___ Provided material ___

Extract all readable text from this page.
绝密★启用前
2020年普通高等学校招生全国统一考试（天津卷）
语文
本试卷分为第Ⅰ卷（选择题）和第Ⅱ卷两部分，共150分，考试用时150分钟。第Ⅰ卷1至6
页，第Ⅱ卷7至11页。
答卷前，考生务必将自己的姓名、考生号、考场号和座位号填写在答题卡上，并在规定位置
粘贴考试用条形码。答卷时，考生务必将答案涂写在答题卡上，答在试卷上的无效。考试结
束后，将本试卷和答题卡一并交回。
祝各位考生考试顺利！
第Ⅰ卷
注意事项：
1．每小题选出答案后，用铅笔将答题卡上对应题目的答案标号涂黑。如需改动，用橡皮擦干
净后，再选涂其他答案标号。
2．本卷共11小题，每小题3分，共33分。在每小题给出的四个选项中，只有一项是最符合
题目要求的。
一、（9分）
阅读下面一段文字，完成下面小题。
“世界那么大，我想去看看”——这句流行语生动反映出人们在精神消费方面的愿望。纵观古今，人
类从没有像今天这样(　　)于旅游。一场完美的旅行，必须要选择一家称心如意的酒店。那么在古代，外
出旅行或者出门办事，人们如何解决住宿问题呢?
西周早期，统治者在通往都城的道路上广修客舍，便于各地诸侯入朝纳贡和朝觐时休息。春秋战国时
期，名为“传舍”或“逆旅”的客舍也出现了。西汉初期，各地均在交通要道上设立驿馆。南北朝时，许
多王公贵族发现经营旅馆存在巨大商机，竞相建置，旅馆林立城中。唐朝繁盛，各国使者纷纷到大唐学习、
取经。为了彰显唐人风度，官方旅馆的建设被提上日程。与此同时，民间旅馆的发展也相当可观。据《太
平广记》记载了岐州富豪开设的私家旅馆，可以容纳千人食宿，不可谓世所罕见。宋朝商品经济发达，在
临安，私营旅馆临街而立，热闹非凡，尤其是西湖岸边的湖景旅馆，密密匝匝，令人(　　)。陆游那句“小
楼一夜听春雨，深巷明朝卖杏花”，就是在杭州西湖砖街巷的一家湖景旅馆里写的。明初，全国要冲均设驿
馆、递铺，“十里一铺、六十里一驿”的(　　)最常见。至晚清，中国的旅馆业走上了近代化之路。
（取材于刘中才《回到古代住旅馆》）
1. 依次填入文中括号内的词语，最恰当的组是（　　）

___

* What is expected
Without leaving anything out, quote all the data.

* The response
Extract all readable text from this page.
绝密★启用前
2020年普通高等学校招生全国统一考试（天津卷）
语文
本试卷分为第Ⅰ卷（选择题）和第Ⅱ卷两部分，共150分，考试用时150分钟。第Ⅰ卷1至6
页，第Ⅱ卷7至11页。
答卷前，考生务必将自己的姓名、考生号、考场号和座位号填写在答题卡上，并在规定位置
粘贴考试用条形码。答卷时，考生务必将答案涂写在答题卡上，答在试卷上的无效。考试结
束后，将本试卷和答题卡一并交回。
祝各位考生考试顺利！
第Ⅰ卷
注意事项：
1．每小题选出答案后，用铅笔将答题卡上对应题目的答案标号涂黑。如需改动，用橡皮擦干
净后，再选涂其他答案标号。
2．本卷共11小题，每小题3分，共33分。在每小题给出的四个选项中，只有一项是最符合
题目要求的。
一、（9分）
阅读下面一段文字，完成下面小题。
“世界那么大，我想去看看”——这句流行语生动反映出人们在精神消费方面的愿望。纵观古今，人
类从没有像今天这样(　　)于旅游。一场完美的旅行，必须要选择一家称心如意的酒店。那么在古代，外
出旅行或者出门办事，人们如何解决住宿问题呢?
西周早期，统治者在通往都城的道路上广修客舍，便于各地诸侯入朝纳贡和朝觐时休息。春秋战国时
期，名为“传舍”或“逆旅”的客舍也出现了。西汉初期，各地均在交通要道上设立驿馆。南北朝时，许
多王公贵族发现经营旅馆存在巨大商机，竞相建置，旅馆林立城中。唐朝繁盛，各国使者纷纷到大唐学习、
取经。为了彰显唐人风度，官方旅馆的建设被提上日程。与此同时，民间旅馆的发展也相当可观。据《太
平广记》记载了岐州富豪开设的私家旅馆，可以容纳千人食宿，不可谓世所罕见。宋朝商品经济发达，在
临安，私营旅馆临街而立，热闹非凡，尤其是西湖岸边的湖景旅馆，密密匝匝，令人(　　)。陆游那句“小
楼一夜听春雨，深巷明朝卖杏花”，就是在杭州西湖砖街巷的一家湖景旅馆里写的。明初，全国要冲均设驿
馆、递铺，“十里一铺、六十里一驿”的(　　)最常见。至晚清，中国的旅馆业走上了近代化之路。
（取材于刘中才《回到古代住旅馆》）
1. 依次填入文中括号内的词语，最恰当的组是（　　）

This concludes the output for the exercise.